[Figure dataset records]
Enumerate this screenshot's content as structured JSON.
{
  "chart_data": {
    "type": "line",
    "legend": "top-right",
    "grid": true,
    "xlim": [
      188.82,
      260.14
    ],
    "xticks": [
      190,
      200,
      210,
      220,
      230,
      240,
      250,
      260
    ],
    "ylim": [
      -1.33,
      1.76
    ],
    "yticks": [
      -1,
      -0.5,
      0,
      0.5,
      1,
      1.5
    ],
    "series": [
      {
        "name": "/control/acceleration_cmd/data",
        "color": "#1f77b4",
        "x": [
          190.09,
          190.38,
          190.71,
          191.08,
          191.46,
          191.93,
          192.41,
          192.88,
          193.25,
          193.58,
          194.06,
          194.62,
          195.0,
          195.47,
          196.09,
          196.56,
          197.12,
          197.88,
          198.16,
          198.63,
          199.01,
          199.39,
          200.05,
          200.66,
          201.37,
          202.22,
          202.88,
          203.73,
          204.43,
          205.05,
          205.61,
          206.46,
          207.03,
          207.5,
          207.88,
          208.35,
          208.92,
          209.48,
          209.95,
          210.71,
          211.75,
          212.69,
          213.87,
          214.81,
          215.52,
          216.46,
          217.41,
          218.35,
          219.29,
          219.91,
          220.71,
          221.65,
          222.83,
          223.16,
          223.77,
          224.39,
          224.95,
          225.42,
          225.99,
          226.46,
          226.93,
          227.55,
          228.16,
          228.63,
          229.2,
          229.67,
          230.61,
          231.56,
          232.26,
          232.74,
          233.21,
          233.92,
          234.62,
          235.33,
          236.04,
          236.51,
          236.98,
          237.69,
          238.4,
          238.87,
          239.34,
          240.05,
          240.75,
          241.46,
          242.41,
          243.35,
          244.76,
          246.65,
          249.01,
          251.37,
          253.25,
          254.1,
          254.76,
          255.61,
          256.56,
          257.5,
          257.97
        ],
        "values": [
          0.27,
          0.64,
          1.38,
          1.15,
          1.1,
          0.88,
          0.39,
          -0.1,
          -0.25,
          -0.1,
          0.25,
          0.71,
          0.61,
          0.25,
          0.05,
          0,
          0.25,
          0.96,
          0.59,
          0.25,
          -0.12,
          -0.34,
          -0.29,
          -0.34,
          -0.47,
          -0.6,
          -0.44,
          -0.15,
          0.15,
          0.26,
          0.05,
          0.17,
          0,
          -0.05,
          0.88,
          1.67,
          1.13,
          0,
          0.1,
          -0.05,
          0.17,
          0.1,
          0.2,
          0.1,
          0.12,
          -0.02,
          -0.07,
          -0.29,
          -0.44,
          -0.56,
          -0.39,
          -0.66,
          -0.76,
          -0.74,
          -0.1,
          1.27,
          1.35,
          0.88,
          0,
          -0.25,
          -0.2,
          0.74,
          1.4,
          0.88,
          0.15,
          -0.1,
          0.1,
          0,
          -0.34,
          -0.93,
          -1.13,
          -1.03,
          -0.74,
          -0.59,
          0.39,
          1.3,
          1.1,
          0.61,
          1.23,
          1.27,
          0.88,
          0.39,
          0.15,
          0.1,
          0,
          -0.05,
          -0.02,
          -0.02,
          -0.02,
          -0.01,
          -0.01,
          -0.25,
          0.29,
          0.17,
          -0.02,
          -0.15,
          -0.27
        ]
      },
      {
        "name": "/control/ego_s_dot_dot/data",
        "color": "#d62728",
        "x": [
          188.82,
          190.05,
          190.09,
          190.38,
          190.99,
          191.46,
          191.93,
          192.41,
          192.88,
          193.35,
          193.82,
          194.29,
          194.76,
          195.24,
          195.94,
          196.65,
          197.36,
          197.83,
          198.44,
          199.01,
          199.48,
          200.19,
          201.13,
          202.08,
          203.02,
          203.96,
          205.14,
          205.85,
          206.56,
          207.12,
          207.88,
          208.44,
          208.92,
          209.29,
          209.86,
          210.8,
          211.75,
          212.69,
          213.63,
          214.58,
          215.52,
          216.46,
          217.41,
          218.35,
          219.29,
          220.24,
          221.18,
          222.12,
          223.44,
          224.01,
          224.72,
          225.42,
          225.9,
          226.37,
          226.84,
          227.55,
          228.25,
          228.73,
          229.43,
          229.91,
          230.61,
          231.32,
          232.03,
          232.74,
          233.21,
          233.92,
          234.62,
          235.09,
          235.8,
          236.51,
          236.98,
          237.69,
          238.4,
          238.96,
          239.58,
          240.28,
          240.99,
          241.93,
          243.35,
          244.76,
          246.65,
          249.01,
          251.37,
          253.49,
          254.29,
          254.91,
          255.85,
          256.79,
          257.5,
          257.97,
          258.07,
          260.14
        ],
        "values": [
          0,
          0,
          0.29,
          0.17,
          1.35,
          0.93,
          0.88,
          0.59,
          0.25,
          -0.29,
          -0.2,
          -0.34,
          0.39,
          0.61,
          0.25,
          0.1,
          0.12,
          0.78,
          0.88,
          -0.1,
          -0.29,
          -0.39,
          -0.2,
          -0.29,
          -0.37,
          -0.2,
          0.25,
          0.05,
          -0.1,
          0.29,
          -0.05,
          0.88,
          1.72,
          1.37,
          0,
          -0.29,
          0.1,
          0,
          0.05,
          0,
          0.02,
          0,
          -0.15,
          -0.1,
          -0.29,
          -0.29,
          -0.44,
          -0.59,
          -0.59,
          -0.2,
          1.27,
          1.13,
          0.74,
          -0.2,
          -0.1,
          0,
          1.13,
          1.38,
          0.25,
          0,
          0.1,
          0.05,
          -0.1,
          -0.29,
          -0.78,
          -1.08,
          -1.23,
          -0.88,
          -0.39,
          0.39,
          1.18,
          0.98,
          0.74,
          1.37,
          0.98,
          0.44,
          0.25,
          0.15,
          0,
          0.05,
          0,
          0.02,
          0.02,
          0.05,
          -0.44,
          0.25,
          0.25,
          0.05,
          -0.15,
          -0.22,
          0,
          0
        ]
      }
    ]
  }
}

* * *

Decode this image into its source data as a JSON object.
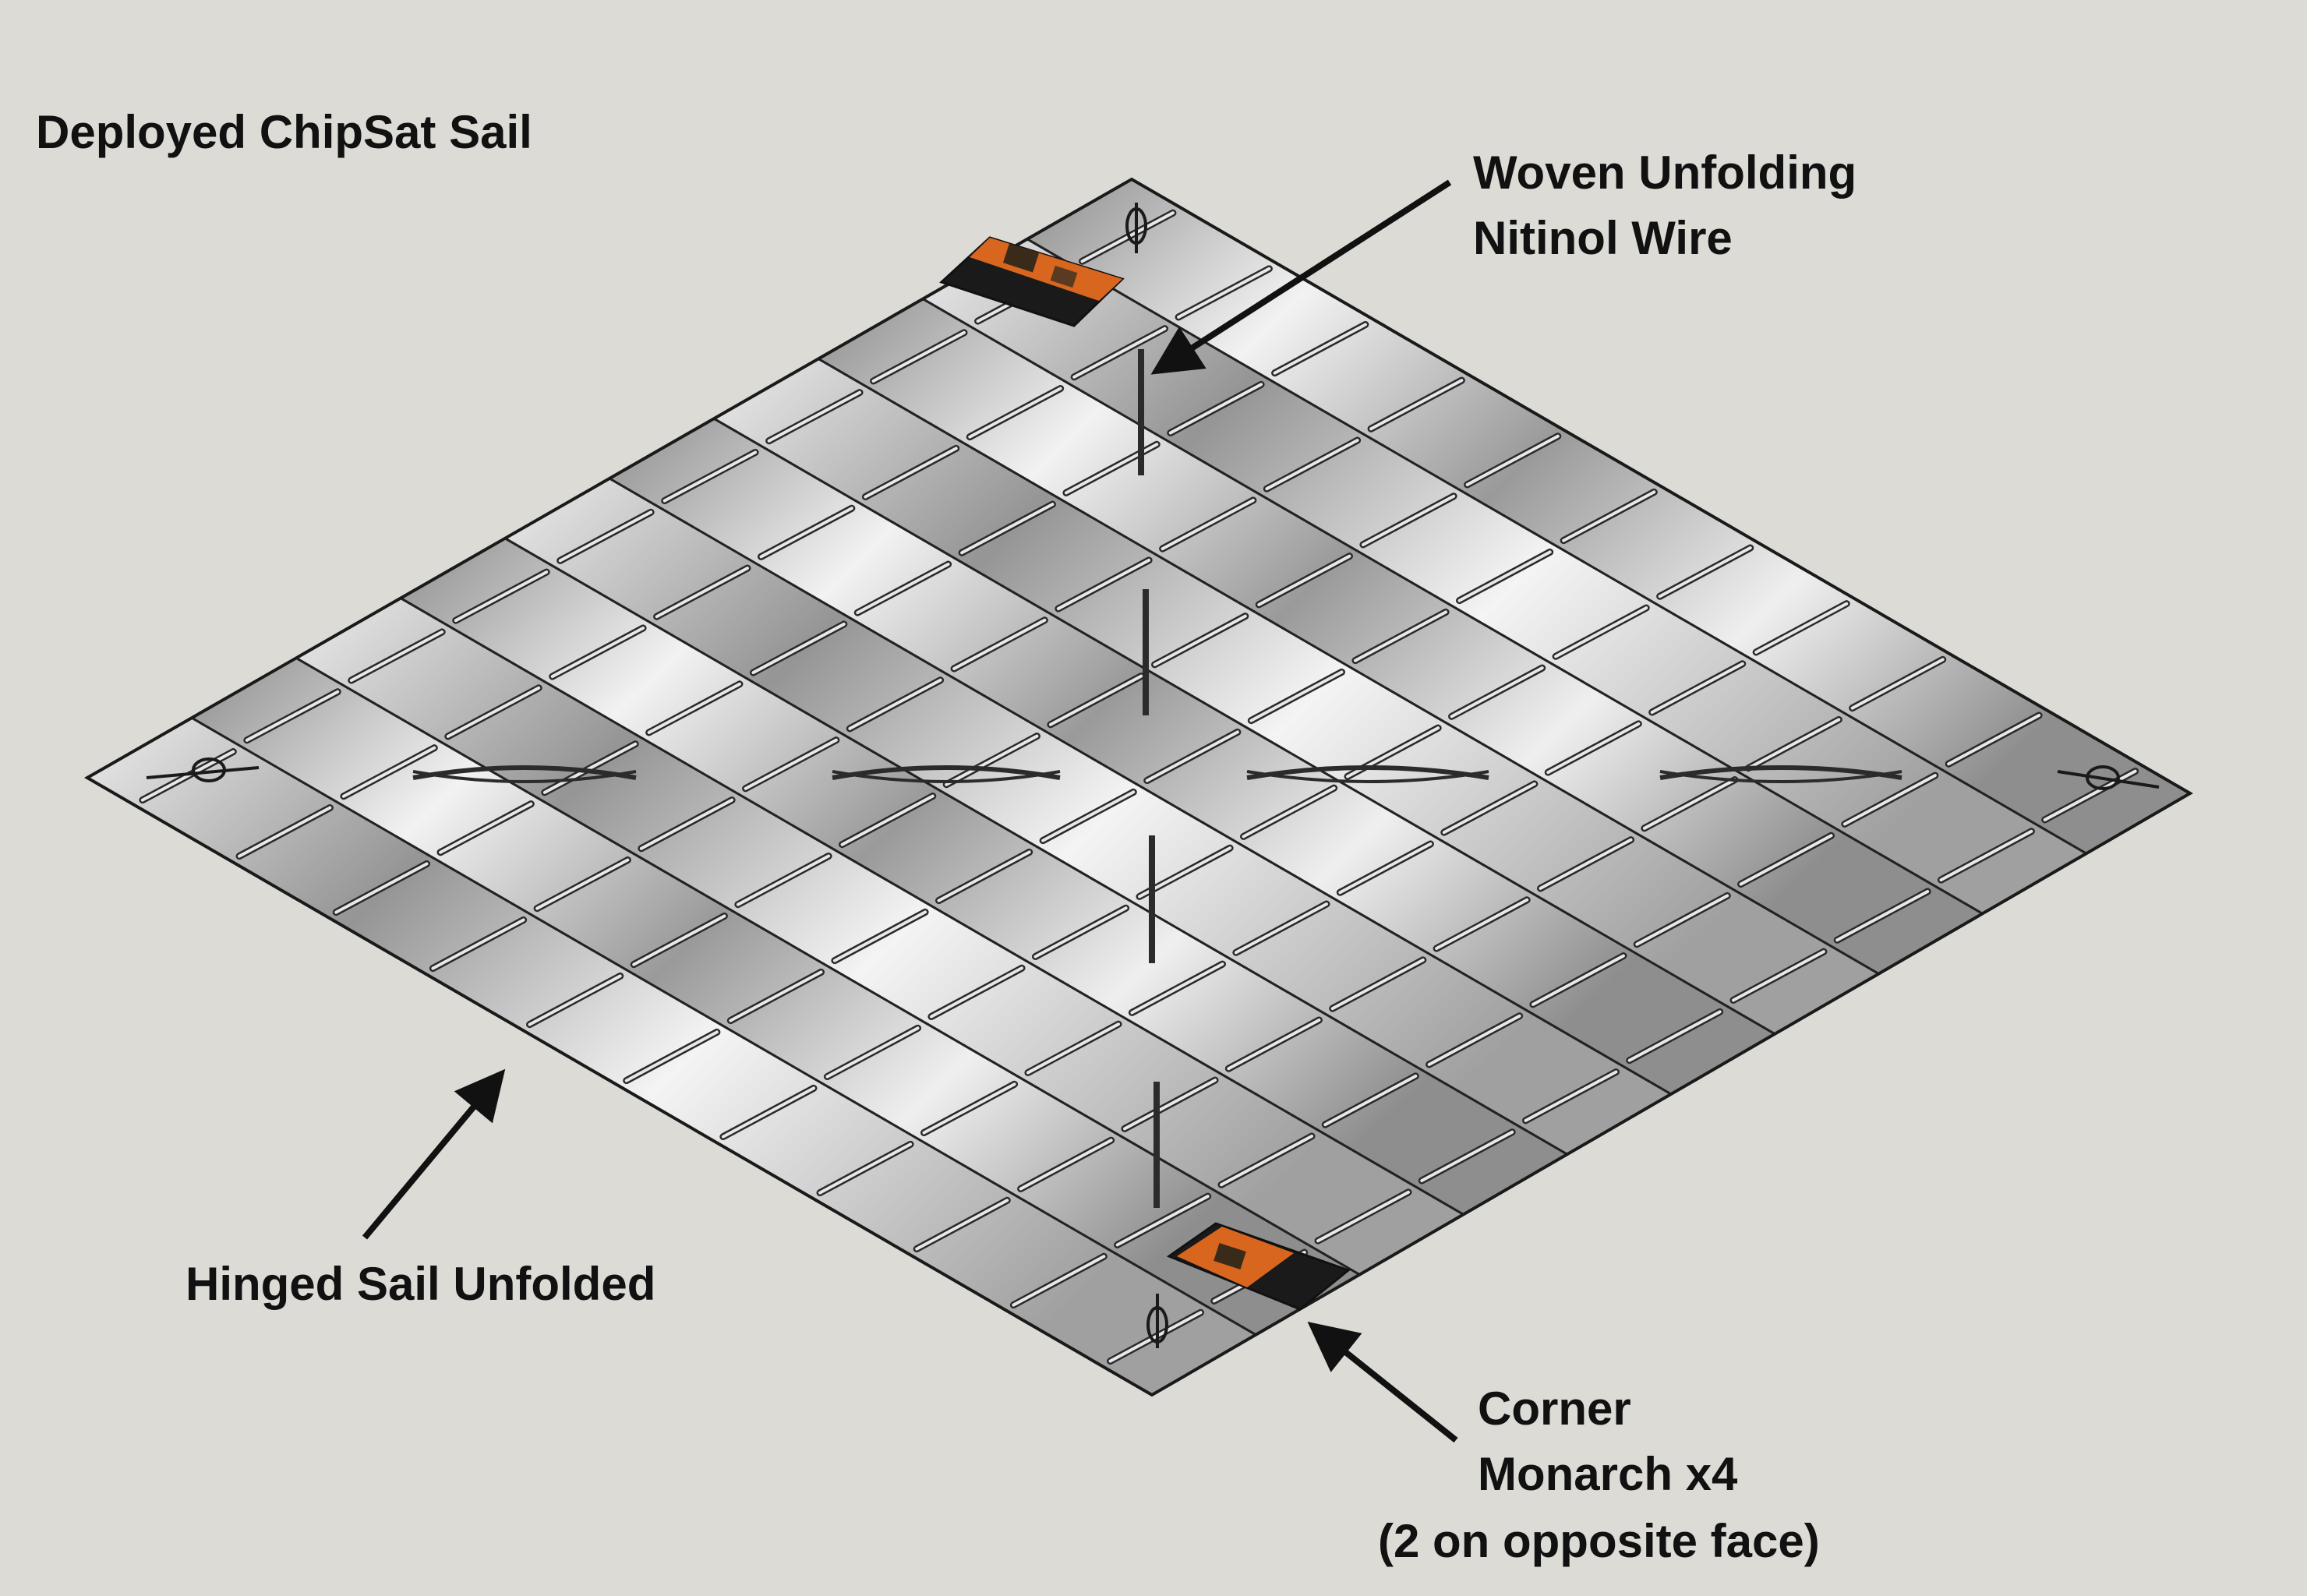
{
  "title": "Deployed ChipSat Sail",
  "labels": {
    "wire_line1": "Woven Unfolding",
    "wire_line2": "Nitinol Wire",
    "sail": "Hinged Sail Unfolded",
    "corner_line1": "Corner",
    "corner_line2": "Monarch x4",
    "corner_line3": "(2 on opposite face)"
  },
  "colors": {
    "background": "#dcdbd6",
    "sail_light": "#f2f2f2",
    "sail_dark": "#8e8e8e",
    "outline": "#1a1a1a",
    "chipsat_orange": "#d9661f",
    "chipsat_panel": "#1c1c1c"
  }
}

--

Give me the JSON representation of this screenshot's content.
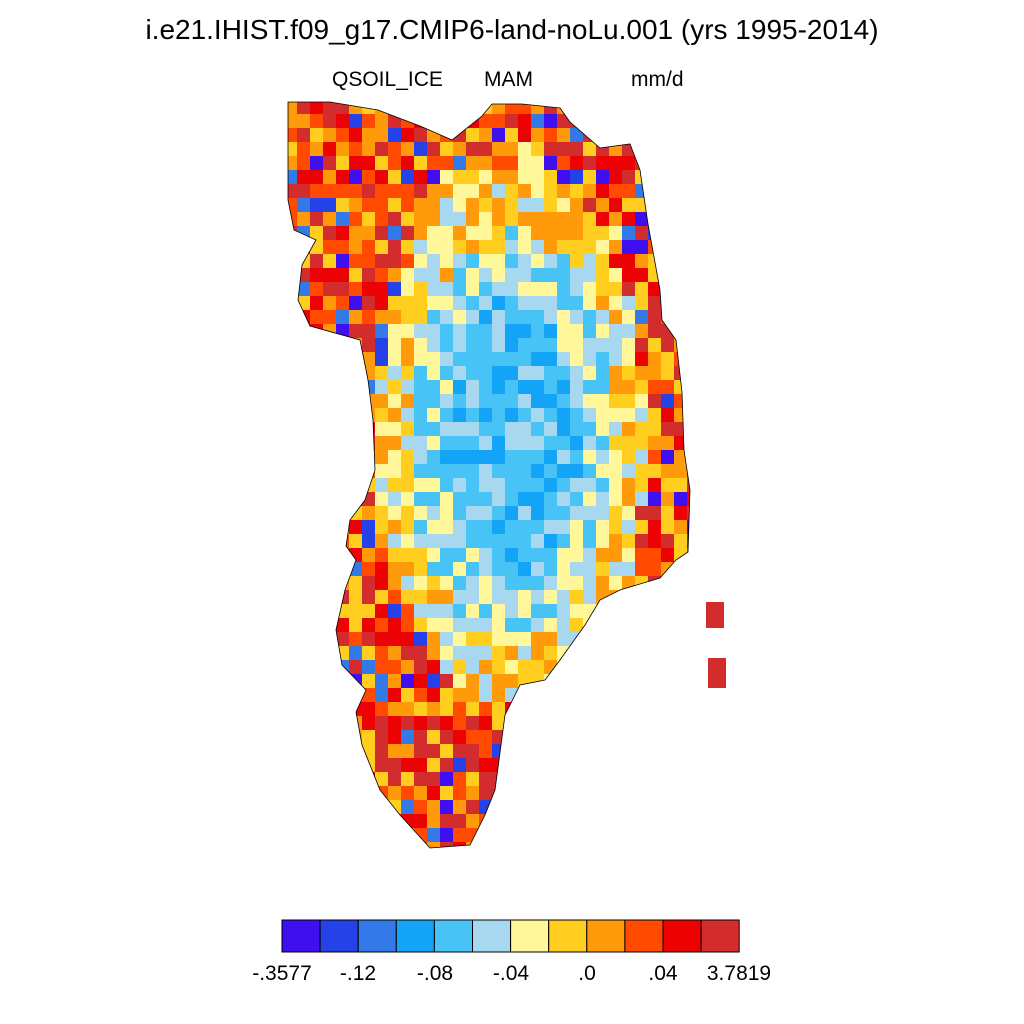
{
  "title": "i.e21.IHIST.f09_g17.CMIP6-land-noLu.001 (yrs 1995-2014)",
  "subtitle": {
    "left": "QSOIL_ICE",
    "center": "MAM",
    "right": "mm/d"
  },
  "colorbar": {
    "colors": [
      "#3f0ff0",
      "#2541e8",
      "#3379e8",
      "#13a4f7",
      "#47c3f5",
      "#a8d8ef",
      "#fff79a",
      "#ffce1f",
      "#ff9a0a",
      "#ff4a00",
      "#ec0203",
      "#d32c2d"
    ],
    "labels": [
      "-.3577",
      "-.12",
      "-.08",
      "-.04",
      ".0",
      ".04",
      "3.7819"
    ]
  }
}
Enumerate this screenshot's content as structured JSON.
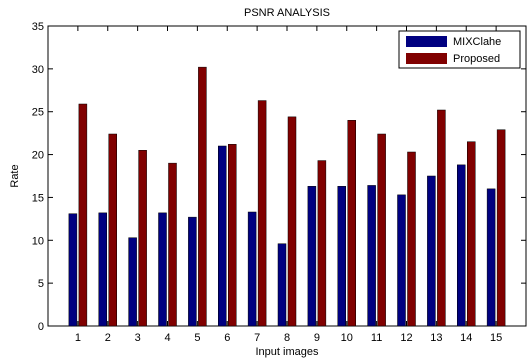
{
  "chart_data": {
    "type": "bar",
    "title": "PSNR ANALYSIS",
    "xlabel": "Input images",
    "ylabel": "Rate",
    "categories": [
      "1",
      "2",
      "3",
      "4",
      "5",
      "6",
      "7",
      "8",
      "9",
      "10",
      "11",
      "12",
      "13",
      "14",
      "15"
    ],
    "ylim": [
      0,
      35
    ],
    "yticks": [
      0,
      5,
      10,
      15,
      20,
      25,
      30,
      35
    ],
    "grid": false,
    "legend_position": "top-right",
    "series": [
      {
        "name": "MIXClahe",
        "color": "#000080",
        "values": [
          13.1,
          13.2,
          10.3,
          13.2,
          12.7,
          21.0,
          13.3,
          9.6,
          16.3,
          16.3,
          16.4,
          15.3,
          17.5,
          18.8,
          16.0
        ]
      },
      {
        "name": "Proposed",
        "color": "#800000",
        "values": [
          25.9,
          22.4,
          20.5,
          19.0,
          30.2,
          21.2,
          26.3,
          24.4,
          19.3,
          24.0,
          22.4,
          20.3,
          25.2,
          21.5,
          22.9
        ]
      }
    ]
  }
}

▶ _Work to complete_:
Locate the lines above that contain "control" and copy them.

▶ _The completed task_:
        "name": "/control/acceleration_cmd/data",
        "name": "/control/ego_s_dot_dot/data",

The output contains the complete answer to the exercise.